═════ Source data
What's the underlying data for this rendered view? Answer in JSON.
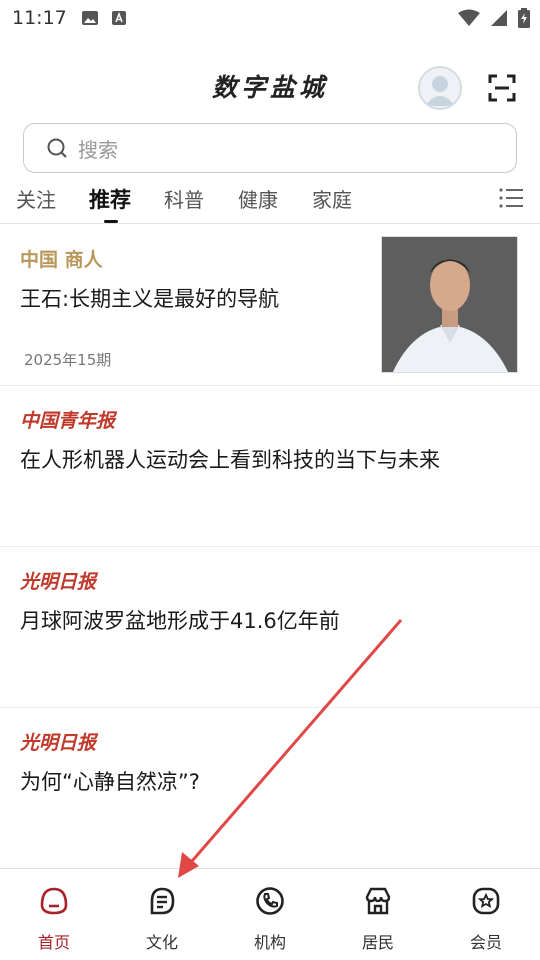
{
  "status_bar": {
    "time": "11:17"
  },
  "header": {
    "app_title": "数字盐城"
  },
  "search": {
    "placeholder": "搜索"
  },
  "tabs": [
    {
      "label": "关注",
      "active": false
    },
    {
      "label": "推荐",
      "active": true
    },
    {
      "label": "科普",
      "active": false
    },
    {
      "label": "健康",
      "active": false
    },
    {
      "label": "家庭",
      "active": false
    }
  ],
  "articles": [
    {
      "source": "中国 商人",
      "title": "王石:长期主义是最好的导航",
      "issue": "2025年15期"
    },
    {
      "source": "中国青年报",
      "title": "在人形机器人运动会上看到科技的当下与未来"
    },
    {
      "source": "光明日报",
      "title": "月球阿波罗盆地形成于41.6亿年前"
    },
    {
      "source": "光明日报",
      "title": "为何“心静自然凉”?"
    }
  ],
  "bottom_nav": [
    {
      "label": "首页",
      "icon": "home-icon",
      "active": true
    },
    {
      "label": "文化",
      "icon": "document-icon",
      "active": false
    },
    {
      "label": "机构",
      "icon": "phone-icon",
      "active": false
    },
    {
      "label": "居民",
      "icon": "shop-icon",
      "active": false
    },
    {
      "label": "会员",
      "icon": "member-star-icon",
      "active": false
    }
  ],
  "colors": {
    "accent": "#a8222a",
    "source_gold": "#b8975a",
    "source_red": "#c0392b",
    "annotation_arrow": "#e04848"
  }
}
══════════
Problem requirements
Transcribe every record above exactly as written, leaving out any pictures.

Solution to this task
What's the underlying data for this rendered view? Answer in JSON.
{
  "status_bar": {
    "time": "11:17"
  },
  "header": {
    "app_title": "数字盐城"
  },
  "search": {
    "placeholder": "搜索"
  },
  "tabs": [
    {
      "label": "关注",
      "active": false
    },
    {
      "label": "推荐",
      "active": true
    },
    {
      "label": "科普",
      "active": false
    },
    {
      "label": "健康",
      "active": false
    },
    {
      "label": "家庭",
      "active": false
    }
  ],
  "articles": [
    {
      "source": "中国 商人",
      "title": "王石:长期主义是最好的导航",
      "issue": "2025年15期"
    },
    {
      "source": "中国青年报",
      "title": "在人形机器人运动会上看到科技的当下与未来"
    },
    {
      "source": "光明日报",
      "title": "月球阿波罗盆地形成于41.6亿年前"
    },
    {
      "source": "光明日报",
      "title": "为何“心静自然凉”?"
    }
  ],
  "bottom_nav": [
    {
      "label": "首页",
      "icon": "home-icon",
      "active": true
    },
    {
      "label": "文化",
      "icon": "document-icon",
      "active": false
    },
    {
      "label": "机构",
      "icon": "phone-icon",
      "active": false
    },
    {
      "label": "居民",
      "icon": "shop-icon",
      "active": false
    },
    {
      "label": "会员",
      "icon": "member-star-icon",
      "active": false
    }
  ],
  "colors": {
    "accent": "#a8222a",
    "source_gold": "#b8975a",
    "source_red": "#c0392b",
    "annotation_arrow": "#e04848"
  }
}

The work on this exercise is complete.